- Problem to work on
Your task is to print all of the material verbatim.

(Stored items from a collection)
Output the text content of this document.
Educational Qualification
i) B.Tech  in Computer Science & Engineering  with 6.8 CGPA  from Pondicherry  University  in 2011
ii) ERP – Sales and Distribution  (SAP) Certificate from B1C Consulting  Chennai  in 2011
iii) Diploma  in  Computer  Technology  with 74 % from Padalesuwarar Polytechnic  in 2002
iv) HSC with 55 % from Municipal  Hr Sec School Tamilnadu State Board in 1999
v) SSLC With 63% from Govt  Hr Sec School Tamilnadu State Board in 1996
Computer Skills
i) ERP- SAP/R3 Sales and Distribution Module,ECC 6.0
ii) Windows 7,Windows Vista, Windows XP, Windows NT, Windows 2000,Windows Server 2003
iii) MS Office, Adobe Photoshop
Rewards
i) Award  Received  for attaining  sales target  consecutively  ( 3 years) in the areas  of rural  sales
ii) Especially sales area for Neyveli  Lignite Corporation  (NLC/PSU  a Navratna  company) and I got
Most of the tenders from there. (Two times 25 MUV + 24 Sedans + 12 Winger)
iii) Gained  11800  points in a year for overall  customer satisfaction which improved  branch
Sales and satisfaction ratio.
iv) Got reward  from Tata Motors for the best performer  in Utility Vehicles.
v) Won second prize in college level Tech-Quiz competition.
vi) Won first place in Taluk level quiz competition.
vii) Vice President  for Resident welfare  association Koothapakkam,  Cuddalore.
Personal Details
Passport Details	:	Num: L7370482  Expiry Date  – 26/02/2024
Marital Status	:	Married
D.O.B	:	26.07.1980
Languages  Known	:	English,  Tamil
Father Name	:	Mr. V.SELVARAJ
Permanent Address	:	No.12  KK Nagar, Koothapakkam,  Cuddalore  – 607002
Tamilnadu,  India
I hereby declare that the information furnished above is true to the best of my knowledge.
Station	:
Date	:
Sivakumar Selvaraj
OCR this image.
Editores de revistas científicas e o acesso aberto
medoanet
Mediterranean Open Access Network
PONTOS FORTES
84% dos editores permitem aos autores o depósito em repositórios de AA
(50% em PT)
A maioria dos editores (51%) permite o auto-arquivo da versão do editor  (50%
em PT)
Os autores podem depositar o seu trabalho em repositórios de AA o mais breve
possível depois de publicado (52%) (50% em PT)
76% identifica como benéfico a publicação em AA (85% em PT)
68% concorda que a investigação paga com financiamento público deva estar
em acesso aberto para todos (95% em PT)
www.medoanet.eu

- Output of the exercise
Output the text content of this document.
Educational Qualification
i) B.Tech  in Computer Science & Engineering  with 6.8 CGPA  from Pondicherry  University  in 2011
ii) ERP – Sales and Distribution  (SAP) Certificate from B1C Consulting  Chennai  in 2011
iii) Diploma  in  Computer  Technology  with 74 % from Padalesuwarar Polytechnic  in 2002
iv) HSC with 55 % from Municipal  Hr Sec School Tamilnadu State Board in 1999
v) SSLC With 63% from Govt  Hr Sec School Tamilnadu State Board in 1996
Computer Skills
i) ERP- SAP/R3 Sales and Distribution Module,ECC 6.0
ii) Windows 7,Windows Vista, Windows XP, Windows NT, Windows 2000,Windows Server 2003
iii) MS Office, Adobe Photoshop
Rewards
i) Award  Received  for attaining  sales target  consecutively  ( 3 years) in the areas  of rural  sales
ii) Especially sales area for Neyveli  Lignite Corporation  (NLC/PSU  a Navratna  company) and I got
Most of the tenders from there. (Two times 25 MUV + 24 Sedans + 12 Winger)
iii) Gained  11800  points in a year for overall  customer satisfaction which improved  branch
Sales and satisfaction ratio.
iv) Got reward  from Tata Motors for the best performer  in Utility Vehicles.
v) Won second prize in college level Tech-Quiz competition.
vi) Won first place in Taluk level quiz competition.
vii) Vice President  for Resident welfare  association Koothapakkam,  Cuddalore.
Personal Details
Passport Details	:	Num: L7370482  Expiry Date  – 26/02/2024
Marital Status	:	Married
D.O.B	:	26.07.1980
Languages  Known	:	English,  Tamil
Father Name	:	Mr. V.SELVARAJ
Permanent Address	:	No.12  KK Nagar, Koothapakkam,  Cuddalore  – 607002
Tamilnadu,  India
I hereby declare that the information furnished above is true to the best of my knowledge.
Station	:
Date	:
Sivakumar Selvaraj
OCR this image.
Editores de revistas científicas e o acesso aberto
medoanet
Mediterranean Open Access Network
PONTOS FORTES
84% dos editores permitem aos autores o depósito em repositórios de AA
(50% em PT)
A maioria dos editores (51%) permite o auto-arquivo da versão do editor  (50%
em PT)
Os autores podem depositar o seu trabalho em repositórios de AA o mais breve
possível depois de publicado (52%) (50% em PT)
76% identifica como benéfico a publicação em AA (85% em PT)
68% concorda que a investigação paga com financiamento público deva estar
em acesso aberto para todos (95% em PT)
www.medoanet.eu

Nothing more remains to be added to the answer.